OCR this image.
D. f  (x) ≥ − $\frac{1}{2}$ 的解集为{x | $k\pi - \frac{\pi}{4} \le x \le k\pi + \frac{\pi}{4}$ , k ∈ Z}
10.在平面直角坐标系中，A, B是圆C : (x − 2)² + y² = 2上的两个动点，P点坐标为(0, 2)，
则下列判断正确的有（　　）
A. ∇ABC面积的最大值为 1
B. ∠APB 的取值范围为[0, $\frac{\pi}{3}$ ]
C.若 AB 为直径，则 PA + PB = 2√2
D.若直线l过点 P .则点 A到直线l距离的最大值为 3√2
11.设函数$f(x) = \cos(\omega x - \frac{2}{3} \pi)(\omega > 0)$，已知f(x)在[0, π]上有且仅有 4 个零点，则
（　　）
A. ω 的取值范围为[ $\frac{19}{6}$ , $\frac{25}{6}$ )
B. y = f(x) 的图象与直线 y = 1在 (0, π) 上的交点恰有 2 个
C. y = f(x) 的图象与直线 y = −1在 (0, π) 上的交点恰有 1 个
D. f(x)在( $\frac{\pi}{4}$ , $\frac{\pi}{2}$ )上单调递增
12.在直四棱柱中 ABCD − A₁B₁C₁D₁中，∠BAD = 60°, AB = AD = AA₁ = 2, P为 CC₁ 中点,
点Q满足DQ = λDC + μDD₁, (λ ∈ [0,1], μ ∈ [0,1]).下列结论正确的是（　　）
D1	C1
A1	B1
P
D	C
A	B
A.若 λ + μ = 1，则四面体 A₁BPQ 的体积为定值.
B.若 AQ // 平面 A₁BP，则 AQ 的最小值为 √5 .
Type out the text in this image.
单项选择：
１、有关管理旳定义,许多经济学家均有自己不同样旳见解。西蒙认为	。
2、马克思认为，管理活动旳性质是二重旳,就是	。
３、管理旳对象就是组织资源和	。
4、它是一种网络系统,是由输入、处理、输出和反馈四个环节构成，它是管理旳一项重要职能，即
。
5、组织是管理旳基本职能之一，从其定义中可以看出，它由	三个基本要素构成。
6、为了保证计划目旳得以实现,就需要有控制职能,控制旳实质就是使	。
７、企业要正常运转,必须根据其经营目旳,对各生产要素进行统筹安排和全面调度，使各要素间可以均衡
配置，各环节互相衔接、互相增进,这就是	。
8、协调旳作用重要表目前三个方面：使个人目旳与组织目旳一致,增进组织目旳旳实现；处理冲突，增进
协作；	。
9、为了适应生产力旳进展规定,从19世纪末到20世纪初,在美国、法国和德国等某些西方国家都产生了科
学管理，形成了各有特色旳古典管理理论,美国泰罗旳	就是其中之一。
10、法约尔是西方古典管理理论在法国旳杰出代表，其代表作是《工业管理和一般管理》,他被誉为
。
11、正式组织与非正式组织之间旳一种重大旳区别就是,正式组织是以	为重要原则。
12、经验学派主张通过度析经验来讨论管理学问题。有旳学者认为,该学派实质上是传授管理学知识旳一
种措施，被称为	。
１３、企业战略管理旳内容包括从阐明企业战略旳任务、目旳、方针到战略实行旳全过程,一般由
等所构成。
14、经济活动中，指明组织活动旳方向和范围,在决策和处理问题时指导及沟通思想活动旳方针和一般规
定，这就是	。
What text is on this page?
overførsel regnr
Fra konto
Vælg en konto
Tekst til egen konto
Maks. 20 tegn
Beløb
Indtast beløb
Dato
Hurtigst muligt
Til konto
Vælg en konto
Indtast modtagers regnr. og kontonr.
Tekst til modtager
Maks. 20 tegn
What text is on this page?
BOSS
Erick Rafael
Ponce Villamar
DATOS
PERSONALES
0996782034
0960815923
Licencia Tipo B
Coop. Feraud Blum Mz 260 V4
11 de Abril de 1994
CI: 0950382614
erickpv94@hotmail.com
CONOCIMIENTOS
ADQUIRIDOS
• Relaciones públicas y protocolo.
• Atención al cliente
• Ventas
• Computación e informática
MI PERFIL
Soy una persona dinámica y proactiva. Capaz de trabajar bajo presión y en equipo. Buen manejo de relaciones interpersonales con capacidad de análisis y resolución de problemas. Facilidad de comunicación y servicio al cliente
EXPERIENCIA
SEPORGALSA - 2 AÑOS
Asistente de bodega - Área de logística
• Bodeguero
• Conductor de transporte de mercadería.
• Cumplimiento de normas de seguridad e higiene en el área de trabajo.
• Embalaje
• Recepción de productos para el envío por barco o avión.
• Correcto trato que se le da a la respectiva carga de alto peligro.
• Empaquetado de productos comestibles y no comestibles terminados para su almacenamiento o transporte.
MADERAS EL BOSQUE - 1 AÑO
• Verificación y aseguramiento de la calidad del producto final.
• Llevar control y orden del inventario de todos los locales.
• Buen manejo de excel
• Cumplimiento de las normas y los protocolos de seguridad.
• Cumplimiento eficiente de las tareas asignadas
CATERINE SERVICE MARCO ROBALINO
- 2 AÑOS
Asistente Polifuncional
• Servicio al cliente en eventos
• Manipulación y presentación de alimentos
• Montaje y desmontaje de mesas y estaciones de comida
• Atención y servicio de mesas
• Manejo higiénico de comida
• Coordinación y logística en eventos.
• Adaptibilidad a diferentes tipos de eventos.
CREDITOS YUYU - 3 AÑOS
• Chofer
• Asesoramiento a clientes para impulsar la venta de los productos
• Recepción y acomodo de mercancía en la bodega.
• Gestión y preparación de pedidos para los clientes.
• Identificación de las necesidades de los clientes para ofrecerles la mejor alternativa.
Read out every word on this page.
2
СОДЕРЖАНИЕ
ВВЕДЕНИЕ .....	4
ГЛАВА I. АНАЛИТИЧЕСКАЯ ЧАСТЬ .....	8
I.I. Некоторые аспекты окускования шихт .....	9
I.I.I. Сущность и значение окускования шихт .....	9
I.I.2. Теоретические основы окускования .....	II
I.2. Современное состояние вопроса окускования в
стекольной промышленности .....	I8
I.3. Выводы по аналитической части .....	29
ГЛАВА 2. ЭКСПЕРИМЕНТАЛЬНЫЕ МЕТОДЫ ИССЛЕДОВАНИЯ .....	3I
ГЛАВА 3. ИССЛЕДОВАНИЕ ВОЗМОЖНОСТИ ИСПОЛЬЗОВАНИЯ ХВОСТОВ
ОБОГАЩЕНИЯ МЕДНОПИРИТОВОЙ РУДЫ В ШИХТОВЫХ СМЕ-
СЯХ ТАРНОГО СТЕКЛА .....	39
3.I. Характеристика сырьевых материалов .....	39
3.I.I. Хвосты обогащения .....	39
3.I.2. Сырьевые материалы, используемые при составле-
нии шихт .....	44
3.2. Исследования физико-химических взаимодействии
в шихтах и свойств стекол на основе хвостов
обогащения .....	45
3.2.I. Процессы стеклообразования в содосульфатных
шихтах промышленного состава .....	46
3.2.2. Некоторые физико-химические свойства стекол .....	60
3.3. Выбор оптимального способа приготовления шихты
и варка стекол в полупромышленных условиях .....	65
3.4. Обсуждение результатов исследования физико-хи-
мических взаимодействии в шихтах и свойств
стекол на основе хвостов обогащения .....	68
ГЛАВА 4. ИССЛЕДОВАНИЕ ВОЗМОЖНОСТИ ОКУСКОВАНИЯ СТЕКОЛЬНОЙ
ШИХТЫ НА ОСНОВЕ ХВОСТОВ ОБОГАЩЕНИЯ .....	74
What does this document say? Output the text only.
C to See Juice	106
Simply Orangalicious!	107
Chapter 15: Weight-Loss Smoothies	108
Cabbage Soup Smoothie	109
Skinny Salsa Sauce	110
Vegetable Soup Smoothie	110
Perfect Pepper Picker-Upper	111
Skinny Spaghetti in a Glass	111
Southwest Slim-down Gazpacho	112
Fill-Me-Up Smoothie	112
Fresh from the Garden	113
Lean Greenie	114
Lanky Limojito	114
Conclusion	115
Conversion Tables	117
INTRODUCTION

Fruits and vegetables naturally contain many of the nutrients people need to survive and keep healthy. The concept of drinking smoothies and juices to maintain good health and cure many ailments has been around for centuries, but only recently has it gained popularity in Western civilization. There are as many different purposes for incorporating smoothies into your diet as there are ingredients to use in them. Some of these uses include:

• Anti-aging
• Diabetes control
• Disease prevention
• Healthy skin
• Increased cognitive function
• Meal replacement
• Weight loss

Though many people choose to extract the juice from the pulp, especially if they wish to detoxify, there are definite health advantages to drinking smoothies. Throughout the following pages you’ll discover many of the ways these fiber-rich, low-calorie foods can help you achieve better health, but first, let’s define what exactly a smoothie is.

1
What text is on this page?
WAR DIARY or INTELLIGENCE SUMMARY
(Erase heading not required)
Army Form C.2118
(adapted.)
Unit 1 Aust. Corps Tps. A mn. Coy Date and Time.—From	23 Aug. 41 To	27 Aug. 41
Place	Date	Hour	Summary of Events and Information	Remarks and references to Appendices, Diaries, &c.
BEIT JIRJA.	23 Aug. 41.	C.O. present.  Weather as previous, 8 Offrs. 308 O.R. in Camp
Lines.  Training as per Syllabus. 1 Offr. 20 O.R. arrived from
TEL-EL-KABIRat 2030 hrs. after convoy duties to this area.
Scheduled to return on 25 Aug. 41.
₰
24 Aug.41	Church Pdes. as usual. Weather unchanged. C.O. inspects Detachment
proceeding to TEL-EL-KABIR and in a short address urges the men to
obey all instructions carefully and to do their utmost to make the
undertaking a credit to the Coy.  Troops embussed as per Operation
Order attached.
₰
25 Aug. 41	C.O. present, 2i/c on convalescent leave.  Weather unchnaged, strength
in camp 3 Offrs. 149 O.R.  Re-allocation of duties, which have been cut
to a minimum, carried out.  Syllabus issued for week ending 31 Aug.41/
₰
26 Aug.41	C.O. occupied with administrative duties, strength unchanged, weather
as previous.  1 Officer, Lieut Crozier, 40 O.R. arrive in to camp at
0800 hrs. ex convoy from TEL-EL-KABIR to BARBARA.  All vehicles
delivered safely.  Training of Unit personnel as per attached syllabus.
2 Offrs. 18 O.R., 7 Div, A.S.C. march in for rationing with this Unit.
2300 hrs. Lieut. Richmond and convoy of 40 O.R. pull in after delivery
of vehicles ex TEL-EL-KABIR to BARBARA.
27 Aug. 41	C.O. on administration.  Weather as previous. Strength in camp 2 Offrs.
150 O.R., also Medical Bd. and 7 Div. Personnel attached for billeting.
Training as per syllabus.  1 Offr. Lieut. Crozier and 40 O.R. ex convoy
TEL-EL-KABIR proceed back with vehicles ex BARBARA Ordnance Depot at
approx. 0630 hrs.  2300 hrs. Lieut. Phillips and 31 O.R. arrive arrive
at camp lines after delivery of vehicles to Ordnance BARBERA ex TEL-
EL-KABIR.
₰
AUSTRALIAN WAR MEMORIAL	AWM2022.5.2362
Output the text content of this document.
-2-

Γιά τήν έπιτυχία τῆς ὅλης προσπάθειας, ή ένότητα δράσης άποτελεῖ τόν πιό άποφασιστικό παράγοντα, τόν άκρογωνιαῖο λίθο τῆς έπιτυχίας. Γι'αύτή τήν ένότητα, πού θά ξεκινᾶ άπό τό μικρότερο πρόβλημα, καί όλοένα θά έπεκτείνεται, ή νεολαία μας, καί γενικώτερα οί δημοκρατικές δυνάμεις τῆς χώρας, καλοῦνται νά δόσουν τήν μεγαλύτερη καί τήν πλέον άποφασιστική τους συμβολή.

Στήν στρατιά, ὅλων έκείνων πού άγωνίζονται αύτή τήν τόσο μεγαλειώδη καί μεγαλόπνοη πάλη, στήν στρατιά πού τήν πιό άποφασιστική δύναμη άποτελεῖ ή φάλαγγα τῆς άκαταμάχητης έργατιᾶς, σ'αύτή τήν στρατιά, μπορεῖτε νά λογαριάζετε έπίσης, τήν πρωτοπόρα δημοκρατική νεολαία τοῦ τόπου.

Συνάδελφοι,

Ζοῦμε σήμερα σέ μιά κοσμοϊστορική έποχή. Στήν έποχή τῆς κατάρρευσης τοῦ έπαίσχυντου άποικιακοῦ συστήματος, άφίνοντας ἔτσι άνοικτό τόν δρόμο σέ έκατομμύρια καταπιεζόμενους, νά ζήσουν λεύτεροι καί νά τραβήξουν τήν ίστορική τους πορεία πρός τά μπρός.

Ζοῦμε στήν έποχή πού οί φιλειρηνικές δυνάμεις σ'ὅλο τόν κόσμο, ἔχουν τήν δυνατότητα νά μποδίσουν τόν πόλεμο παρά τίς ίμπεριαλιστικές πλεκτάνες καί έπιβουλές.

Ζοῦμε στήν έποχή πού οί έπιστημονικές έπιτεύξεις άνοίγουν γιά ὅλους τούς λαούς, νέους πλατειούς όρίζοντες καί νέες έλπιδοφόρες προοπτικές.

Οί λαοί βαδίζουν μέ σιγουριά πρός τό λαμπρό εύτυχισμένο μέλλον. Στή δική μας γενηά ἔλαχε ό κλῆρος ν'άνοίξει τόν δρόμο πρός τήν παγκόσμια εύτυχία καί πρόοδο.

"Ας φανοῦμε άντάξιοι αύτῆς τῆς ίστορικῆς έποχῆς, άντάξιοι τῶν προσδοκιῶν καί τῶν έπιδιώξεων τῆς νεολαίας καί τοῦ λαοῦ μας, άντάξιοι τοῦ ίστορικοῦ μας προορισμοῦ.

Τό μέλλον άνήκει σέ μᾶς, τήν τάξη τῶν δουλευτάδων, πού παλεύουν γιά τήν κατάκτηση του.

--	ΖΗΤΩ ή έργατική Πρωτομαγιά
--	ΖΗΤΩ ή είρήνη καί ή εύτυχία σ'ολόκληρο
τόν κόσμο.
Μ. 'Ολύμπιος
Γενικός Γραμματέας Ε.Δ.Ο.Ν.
——————————
* _Description of the task_:
In the records above, find each line holding "ИССЛЕДОВАНИЕ" and copy it.

* _Task solution_:
ГЛАВА 3. ИССЛЕДОВАНИЕ ВОЗМОЖНОСТИ ИСПОЛЬЗОВАНИЯ ХВОСТОВ
ГЛАВА 4. ИССЛЕДОВАНИЕ ВОЗМОЖНОСТИ ОКУСКОВАНИЯ СТЕКОЛЬНОЙ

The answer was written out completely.